--- start ---

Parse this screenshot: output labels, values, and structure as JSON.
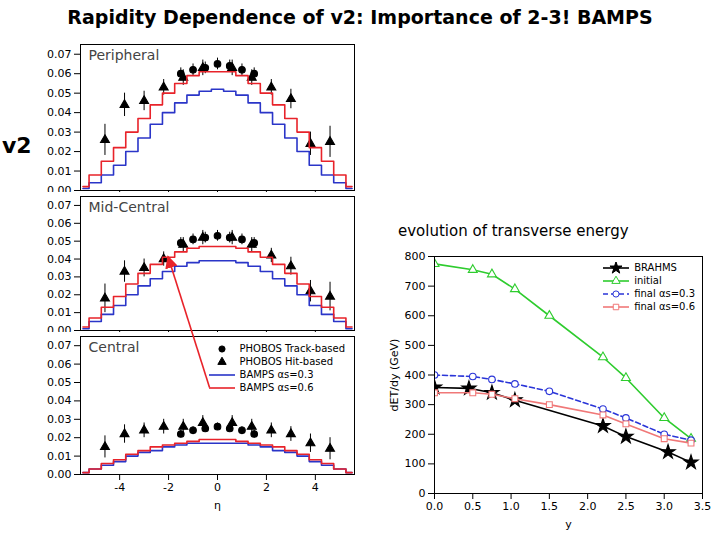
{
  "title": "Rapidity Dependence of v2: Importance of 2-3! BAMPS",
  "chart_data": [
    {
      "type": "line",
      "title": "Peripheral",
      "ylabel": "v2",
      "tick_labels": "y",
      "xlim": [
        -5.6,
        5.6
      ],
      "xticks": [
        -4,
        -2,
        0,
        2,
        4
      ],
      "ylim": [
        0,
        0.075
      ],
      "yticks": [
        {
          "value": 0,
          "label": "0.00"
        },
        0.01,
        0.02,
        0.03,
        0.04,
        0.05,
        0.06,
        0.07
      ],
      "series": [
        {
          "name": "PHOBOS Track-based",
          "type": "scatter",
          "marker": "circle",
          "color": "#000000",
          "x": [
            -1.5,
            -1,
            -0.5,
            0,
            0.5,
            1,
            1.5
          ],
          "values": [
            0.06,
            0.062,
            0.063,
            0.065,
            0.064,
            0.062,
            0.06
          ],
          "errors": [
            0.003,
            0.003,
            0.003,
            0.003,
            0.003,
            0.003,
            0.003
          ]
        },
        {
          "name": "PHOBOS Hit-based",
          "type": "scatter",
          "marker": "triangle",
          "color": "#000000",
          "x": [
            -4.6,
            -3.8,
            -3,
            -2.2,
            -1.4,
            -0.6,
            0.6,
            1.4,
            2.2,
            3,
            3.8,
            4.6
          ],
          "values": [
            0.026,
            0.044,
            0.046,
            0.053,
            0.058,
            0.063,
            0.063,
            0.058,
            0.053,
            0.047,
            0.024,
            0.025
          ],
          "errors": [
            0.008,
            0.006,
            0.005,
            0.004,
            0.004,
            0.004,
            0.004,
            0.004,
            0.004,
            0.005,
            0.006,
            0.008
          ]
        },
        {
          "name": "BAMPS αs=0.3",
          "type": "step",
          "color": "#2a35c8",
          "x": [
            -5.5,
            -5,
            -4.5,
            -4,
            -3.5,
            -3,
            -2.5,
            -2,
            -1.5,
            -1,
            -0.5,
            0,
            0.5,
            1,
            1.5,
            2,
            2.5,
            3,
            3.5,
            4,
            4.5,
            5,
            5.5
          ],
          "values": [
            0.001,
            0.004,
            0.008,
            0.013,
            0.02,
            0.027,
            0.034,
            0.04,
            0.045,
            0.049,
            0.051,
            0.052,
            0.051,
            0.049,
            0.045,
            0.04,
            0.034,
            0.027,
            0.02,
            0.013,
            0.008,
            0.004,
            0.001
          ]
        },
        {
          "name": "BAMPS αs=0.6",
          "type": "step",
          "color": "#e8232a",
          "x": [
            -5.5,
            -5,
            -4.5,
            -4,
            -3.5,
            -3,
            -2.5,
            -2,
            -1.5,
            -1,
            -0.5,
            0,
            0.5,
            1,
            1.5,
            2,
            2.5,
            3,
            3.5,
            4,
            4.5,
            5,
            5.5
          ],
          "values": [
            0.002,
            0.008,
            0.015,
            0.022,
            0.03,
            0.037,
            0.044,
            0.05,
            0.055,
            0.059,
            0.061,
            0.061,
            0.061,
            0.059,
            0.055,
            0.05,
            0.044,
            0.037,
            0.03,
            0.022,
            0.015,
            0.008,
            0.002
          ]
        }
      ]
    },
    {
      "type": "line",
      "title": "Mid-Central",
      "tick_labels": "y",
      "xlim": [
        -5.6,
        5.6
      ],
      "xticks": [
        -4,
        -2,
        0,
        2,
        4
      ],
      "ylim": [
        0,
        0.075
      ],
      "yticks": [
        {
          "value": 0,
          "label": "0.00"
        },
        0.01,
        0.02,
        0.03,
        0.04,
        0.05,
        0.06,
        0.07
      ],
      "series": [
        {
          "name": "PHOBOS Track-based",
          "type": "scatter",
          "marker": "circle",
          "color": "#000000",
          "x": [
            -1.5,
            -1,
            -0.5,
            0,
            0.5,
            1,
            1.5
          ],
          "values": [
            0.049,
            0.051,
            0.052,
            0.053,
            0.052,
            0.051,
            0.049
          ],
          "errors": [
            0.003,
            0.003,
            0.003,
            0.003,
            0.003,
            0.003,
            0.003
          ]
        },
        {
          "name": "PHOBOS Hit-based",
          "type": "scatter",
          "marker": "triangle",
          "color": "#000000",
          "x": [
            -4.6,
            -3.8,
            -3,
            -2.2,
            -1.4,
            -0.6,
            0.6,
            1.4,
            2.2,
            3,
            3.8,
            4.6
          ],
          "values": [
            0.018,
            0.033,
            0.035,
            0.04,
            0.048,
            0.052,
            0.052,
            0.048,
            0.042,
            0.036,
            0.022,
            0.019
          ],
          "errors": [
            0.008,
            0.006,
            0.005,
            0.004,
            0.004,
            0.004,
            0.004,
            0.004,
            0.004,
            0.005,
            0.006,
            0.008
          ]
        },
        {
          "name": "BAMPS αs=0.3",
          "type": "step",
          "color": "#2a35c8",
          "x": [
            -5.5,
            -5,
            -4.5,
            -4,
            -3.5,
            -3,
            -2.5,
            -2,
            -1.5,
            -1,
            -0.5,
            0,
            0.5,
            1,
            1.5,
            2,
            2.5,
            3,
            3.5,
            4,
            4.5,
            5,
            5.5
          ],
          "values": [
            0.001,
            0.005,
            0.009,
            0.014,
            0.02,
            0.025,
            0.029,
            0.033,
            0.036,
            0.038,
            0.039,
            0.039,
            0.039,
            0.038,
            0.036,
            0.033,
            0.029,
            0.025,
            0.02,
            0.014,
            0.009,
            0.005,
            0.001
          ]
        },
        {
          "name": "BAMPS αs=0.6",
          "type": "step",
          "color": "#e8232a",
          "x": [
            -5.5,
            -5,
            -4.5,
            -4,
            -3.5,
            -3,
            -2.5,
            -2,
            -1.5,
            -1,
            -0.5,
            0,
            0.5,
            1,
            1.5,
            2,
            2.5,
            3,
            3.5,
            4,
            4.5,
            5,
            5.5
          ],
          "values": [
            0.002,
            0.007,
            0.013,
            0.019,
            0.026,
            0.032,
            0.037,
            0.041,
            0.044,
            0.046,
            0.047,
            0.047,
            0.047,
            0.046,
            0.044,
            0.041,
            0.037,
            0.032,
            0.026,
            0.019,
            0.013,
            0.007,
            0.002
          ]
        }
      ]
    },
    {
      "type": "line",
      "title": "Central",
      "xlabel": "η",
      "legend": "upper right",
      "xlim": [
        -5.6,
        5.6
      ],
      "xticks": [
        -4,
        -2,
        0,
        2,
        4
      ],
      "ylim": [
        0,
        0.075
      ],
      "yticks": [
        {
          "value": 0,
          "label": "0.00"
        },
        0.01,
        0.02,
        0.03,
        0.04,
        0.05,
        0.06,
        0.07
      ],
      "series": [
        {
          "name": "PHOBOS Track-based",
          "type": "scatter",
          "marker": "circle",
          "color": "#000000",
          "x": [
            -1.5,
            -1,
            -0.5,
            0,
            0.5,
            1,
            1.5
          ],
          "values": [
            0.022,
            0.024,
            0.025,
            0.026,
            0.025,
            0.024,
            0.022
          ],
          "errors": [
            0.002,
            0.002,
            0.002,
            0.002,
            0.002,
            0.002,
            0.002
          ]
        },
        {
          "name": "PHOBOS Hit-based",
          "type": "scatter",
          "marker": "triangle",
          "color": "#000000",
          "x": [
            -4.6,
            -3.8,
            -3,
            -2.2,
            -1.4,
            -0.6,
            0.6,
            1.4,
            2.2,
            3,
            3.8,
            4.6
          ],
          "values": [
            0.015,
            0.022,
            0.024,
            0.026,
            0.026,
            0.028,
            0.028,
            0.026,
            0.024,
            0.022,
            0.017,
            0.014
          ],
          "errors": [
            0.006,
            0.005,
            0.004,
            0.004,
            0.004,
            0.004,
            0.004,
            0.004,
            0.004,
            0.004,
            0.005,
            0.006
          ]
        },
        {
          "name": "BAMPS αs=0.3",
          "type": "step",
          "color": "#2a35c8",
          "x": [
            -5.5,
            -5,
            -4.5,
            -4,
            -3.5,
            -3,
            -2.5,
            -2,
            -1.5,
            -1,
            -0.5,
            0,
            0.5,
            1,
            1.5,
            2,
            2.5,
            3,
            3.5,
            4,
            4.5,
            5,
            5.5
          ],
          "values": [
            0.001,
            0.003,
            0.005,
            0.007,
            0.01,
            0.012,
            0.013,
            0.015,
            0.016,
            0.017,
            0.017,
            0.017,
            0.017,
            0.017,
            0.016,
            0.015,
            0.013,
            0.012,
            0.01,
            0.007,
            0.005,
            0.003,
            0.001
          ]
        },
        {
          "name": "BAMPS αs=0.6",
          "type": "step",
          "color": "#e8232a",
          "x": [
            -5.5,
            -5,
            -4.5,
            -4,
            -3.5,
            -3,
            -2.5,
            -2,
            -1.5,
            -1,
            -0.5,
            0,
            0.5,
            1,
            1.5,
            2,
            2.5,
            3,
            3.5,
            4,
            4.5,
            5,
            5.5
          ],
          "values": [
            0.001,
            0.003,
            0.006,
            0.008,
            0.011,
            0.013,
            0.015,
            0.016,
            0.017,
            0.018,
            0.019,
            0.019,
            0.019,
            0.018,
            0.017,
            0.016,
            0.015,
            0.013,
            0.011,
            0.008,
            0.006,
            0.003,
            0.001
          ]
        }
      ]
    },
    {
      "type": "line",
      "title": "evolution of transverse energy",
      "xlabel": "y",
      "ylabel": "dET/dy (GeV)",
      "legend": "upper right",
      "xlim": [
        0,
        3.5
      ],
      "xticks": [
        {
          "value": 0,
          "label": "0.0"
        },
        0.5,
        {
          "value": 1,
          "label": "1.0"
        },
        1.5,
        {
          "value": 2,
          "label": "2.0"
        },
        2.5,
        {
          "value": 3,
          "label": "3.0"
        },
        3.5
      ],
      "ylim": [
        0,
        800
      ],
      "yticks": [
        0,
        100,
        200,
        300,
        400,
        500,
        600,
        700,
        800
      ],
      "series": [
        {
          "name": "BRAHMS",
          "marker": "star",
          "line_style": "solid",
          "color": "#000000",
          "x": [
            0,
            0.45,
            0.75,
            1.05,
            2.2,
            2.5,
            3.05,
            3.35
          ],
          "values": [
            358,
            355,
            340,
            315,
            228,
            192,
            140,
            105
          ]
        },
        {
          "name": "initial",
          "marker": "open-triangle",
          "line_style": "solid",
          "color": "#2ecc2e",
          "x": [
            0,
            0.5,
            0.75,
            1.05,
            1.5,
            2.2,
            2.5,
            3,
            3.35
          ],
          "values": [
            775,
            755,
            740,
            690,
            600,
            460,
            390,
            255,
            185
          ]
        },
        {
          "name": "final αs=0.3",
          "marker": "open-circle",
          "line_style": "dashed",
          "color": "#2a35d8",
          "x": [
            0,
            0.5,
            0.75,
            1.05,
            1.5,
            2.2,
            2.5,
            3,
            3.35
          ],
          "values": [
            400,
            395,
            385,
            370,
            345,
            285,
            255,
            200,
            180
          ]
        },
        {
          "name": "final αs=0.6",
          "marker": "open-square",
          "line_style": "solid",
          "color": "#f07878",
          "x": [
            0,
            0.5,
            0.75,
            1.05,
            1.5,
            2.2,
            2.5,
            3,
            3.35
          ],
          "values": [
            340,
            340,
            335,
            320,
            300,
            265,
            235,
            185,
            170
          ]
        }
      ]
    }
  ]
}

--- end ---

- [OBJECTIVE]: Show every line of the records above that contains the word "open".

- [RESULT OF THE TASK]:
          "marker": "open-triangle",
          "marker": "open-circle",
          "marker": "open-square",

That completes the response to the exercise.